== AIM OF THE TASK ==
Skip all pictures, then print the remaining material exactly.

======== RECORD LIST

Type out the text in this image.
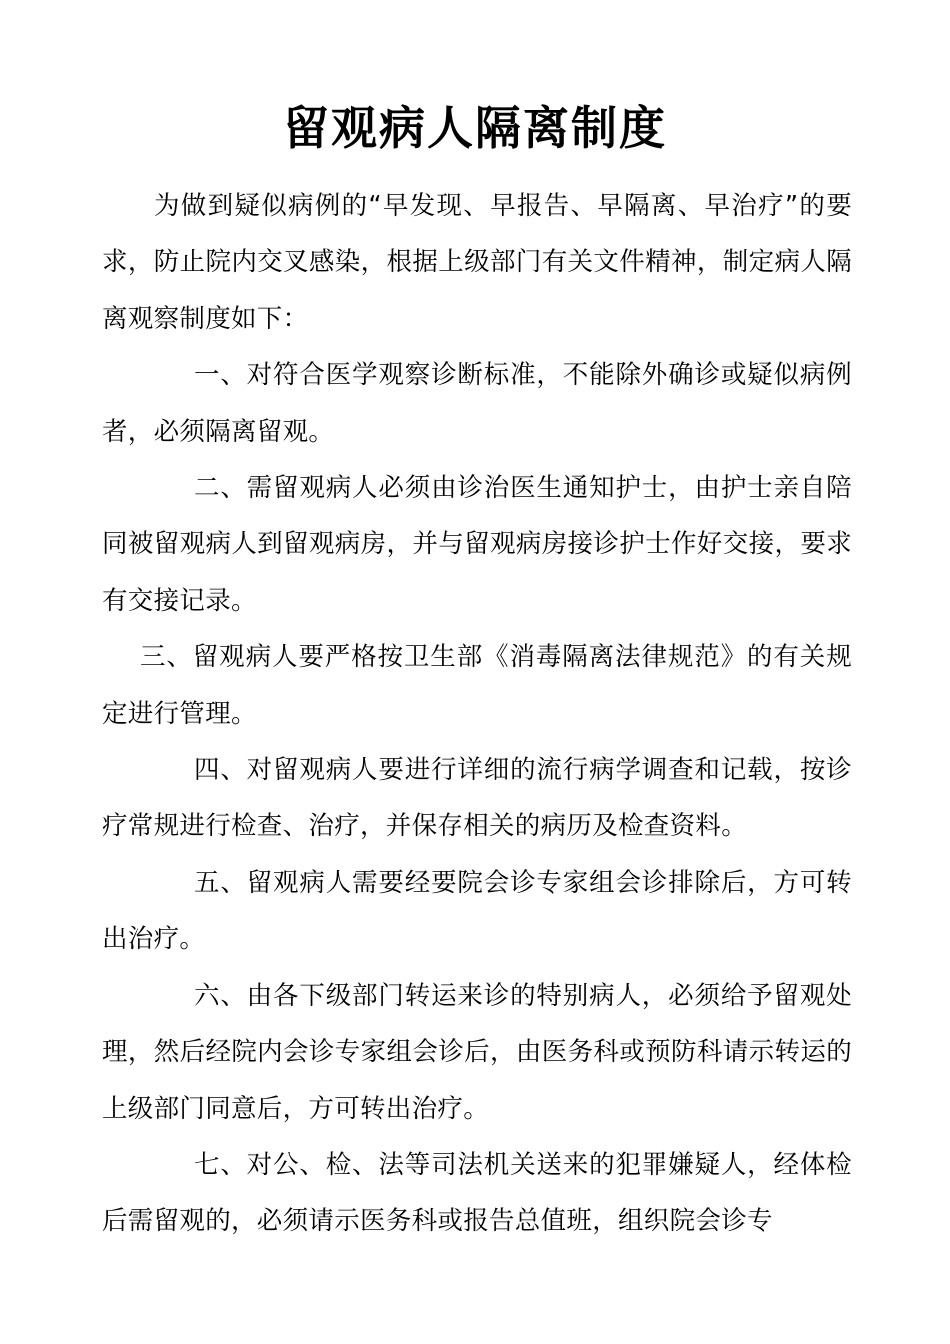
留观病人隔离制度

为做到疑似病例的“早发现、早报告、早隔离、早治疗”的要求，防止院内交叉感染，根据上级部门有关文件精神，制定病人隔离观察制度如下：

一、对符合医学观察诊断标准，不能除外确诊或疑似病例者，必须隔离留观。

二、需留观病人必须由诊治医生通知护士，由护士亲自陪同被留观病人到留观病房，并与留观病房接诊护士作好交接，要求有交接记录。

三、留观病人要严格按卫生部《消毒隔离法律规范》的有关规定进行管理。

四、对留观病人要进行详细的流行病学调查和记载，按诊疗常规进行检查、治疗，并保存相关的病历及检查资料。

五、留观病人需要经要院会诊专家组会诊排除后，方可转出治疗。

六、由各下级部门转运来诊的特别病人，必须给予留观处理，然后经院内会诊专家组会诊后，由医务科或预防科请示转运的上级部门同意后，方可转出治疗。

七、对公、检、法等司法机关送来的犯罪嫌疑人，经体检后需留观的，必须请示医务科或报告总值班，组织院会诊专
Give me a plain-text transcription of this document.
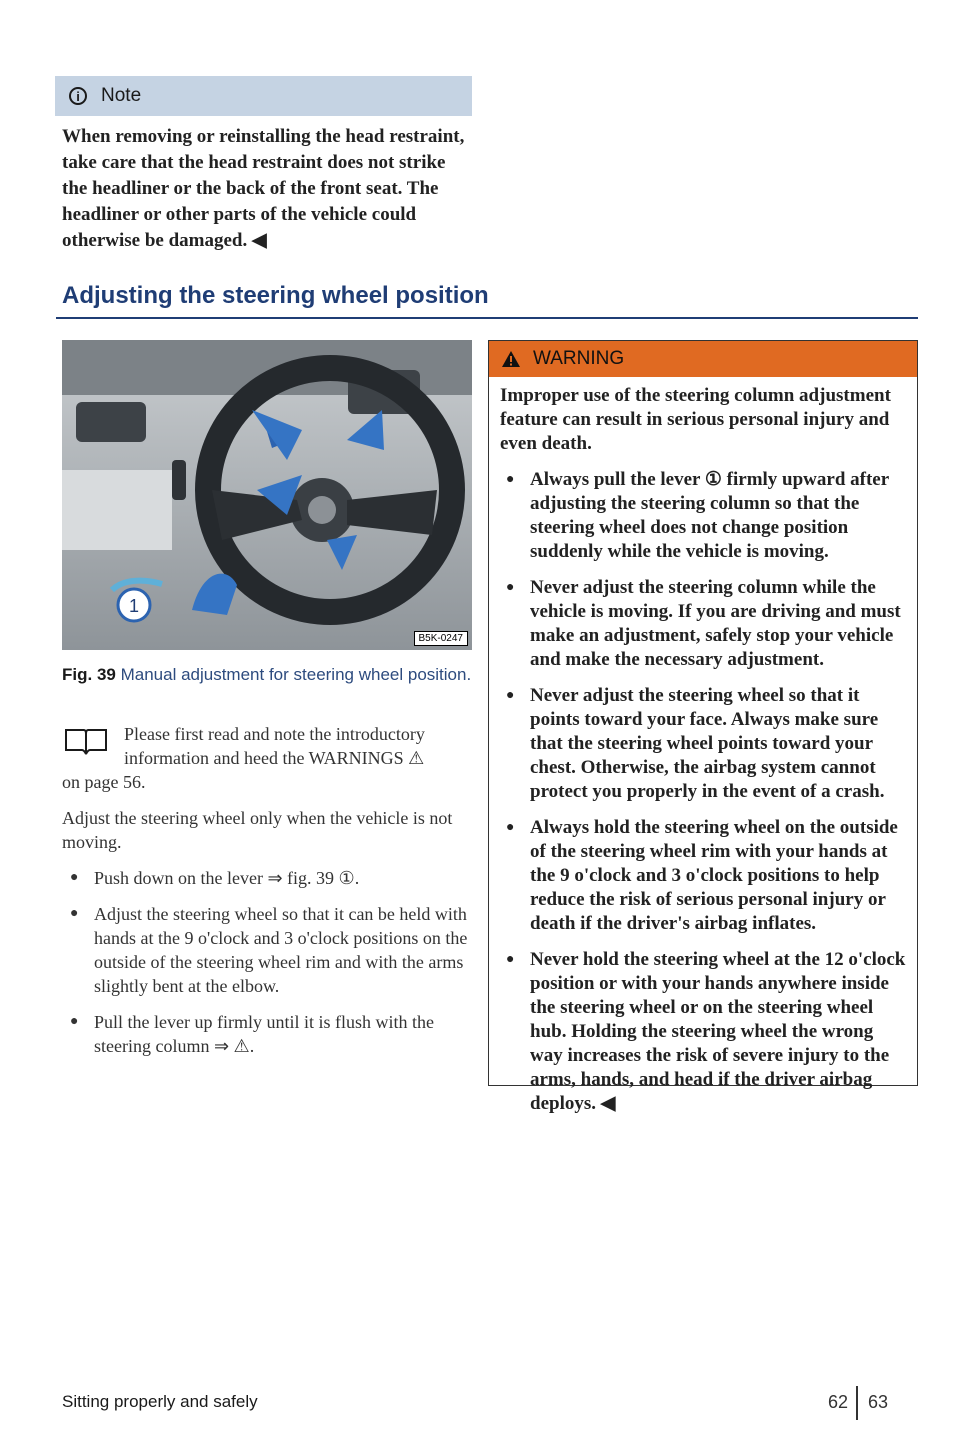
i	Note
When removing or reinstalling the head restraint, take care that the head restraint does not strike the headliner or the back of the front seat. The headliner or other parts of the vehicle could otherwise be damaged. ◀
Adjusting the steering wheel position
1
B5K-0247
Fig. 39 Manual adjustment for steering wheel position.
Please first read and note the introductory information and heed the WARNINGS ⚠
on page 56.
Adjust the steering wheel only when the vehicle is not moving.
● Push down on the lever ⇒ fig. 39 ①.
● Adjust the steering wheel so that it can be held with hands at the 9 o'clock and 3 o'clock positions on the outside of the steering wheel rim and with the arms slightly bent at the elbow.
● Pull the lever up firmly until it is flush with the steering column ⇒ ⚠.
WARNING
Improper use of the steering column adjustment feature can result in serious personal injury and even death.
● Always pull the lever ① firmly upward after adjusting the steering column so that the steering wheel does not change position suddenly while the vehicle is moving.
● Never adjust the steering column while the vehicle is moving. If you are driving and must make an adjustment, safely stop your vehicle and make the necessary adjustment.
● Never adjust the steering wheel so that it points toward your face. Always make sure that the steering wheel points toward your chest. Otherwise, the airbag system cannot protect you properly in the event of a crash.
● Always hold the steering wheel on the outside of the steering wheel rim with your hands at the 9 o'clock and 3 o'clock positions to help reduce the risk of serious personal injury or death if the driver's airbag inflates.
● Never hold the steering wheel at the 12 o'clock position or with your hands anywhere inside the steering wheel or on the steering wheel hub. Holding the steering wheel the wrong way increases the risk of severe injury to the arms, hands, and head if the driver airbag deploys. ◀
Sitting properly and safely	62 63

================

== THE ANSWER ==
Type out the text in this image.
留观病人隔离制度

为做到疑似病例的“早发现、早报告、早隔离、早治疗”的要求，防止院内交叉感染，根据上级部门有关文件精神，制定病人隔离观察制度如下：

一、对符合医学观察诊断标准，不能除外确诊或疑似病例者，必须隔离留观。

二、需留观病人必须由诊治医生通知护士，由护士亲自陪同被留观病人到留观病房，并与留观病房接诊护士作好交接，要求有交接记录。

三、留观病人要严格按卫生部《消毒隔离法律规范》的有关规定进行管理。

四、对留观病人要进行详细的流行病学调查和记载，按诊疗常规进行检查、治疗，并保存相关的病历及检查资料。

五、留观病人需要经要院会诊专家组会诊排除后，方可转出治疗。

六、由各下级部门转运来诊的特别病人，必须给予留观处理，然后经院内会诊专家组会诊后，由医务科或预防科请示转运的上级部门同意后，方可转出治疗。

七、对公、检、法等司法机关送来的犯罪嫌疑人，经体检后需留观的，必须请示医务科或报告总值班，组织院会诊专
Give me a plain-text transcription of this document.
i	Note
When removing or reinstalling the head restraint, take care that the head restraint does not strike the headliner or the back of the front seat. The headliner or other parts of the vehicle could otherwise be damaged. ◀
Adjusting the steering wheel position
1
B5K-0247
Fig. 39 Manual adjustment for steering wheel position.
Please first read and note the introductory information and heed the WARNINGS ⚠
on page 56.
Adjust the steering wheel only when the vehicle is not moving.
● Push down on the lever ⇒ fig. 39 ①.
● Adjust the steering wheel so that it can be held with hands at the 9 o'clock and 3 o'clock positions on the outside of the steering wheel rim and with the arms slightly bent at the elbow.
● Pull the lever up firmly until it is flush with the steering column ⇒ ⚠.
WARNING
Improper use of the steering column adjustment feature can result in serious personal injury and even death.
● Always pull the lever ① firmly upward after adjusting the steering column so that the steering wheel does not change position suddenly while the vehicle is moving.
● Never adjust the steering column while the vehicle is moving. If you are driving and must make an adjustment, safely stop your vehicle and make the necessary adjustment.
● Never adjust the steering wheel so that it points toward your face. Always make sure that the steering wheel points toward your chest. Otherwise, the airbag system cannot protect you properly in the event of a crash.
● Always hold the steering wheel on the outside of the steering wheel rim with your hands at the 9 o'clock and 3 o'clock positions to help reduce the risk of serious personal injury or death if the driver's airbag inflates.
● Never hold the steering wheel at the 12 o'clock position or with your hands anywhere inside the steering wheel or on the steering wheel hub. Holding the steering wheel the wrong way increases the risk of severe injury to the arms, hands, and head if the driver airbag deploys. ◀
Sitting properly and safely	62 63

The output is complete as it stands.